* EXERCISE DIRECTIONS
In the records below, find each line containing the word "течения" and copy it.

===== RECORD EXCERPTS =====

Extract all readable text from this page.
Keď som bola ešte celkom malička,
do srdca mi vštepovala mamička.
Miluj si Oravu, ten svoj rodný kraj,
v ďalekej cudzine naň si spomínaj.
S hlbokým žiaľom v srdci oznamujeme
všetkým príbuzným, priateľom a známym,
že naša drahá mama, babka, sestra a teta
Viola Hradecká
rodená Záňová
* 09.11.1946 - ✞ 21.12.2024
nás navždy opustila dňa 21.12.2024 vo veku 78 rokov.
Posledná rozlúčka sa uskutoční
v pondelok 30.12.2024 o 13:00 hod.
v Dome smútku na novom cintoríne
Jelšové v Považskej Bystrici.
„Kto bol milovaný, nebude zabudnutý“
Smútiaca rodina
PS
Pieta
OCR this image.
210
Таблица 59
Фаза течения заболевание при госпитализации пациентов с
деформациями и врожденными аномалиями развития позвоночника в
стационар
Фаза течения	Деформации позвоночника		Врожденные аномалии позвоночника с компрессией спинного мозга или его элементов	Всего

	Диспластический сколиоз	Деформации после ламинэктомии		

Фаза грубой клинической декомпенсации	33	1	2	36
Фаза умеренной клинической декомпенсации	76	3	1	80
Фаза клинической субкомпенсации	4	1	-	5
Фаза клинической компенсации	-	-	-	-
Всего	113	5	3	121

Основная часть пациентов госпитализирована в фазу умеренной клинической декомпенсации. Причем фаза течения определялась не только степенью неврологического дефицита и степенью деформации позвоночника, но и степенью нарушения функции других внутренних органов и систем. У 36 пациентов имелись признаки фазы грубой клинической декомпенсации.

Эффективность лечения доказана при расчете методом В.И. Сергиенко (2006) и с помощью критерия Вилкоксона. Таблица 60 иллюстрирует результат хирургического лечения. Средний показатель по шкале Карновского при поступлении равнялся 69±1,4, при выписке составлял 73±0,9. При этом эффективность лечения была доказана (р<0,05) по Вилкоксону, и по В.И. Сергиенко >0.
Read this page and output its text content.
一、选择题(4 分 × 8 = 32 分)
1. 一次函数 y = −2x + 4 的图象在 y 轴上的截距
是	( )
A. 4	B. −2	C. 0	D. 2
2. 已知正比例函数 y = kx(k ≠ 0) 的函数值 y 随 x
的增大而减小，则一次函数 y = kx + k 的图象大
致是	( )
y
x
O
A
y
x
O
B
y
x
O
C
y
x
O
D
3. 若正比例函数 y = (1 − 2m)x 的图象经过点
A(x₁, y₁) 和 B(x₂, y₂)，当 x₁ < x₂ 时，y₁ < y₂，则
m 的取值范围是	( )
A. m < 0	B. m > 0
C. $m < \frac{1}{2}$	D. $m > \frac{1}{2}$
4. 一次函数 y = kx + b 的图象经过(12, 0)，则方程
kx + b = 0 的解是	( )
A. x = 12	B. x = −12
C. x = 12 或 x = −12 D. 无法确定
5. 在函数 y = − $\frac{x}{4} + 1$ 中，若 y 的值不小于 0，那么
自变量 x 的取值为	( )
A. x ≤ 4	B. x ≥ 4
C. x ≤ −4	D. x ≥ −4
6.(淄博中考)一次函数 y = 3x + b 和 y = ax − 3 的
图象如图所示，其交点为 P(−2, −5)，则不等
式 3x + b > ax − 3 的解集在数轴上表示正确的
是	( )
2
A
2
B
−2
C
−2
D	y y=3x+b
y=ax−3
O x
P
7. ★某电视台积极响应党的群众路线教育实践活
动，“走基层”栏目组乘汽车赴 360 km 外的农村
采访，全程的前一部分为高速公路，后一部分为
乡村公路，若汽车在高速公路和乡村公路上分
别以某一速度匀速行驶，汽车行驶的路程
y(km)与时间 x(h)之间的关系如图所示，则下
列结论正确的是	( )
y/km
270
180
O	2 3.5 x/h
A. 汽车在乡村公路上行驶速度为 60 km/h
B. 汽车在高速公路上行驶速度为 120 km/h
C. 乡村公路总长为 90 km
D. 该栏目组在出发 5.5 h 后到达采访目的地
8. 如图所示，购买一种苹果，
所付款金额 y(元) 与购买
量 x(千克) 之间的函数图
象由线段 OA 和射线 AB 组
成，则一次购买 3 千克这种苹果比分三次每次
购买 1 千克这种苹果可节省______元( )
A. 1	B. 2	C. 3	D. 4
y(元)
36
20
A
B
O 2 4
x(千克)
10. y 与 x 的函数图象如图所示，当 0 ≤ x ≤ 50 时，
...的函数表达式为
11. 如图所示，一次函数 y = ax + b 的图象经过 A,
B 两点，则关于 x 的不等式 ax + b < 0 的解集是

=====

* TASK OUTPUT
Фаза течения заболевание при госпитализации пациентов с
Фаза течения	Деформации позвоночника		Врожденные аномалии позвоночника с компрессией спинного мозга или его элементов	Всего
Основная часть пациентов госпитализирована в фазу умеренной клинической декомпенсации. Причем фаза течения определялась не только степенью неврологического дефицита и степенью деформации позвоночника, но и степенью нарушения функции других внутренних органов и систем. У 36 пациентов имелись признаки фазы грубой клинической декомпенсации.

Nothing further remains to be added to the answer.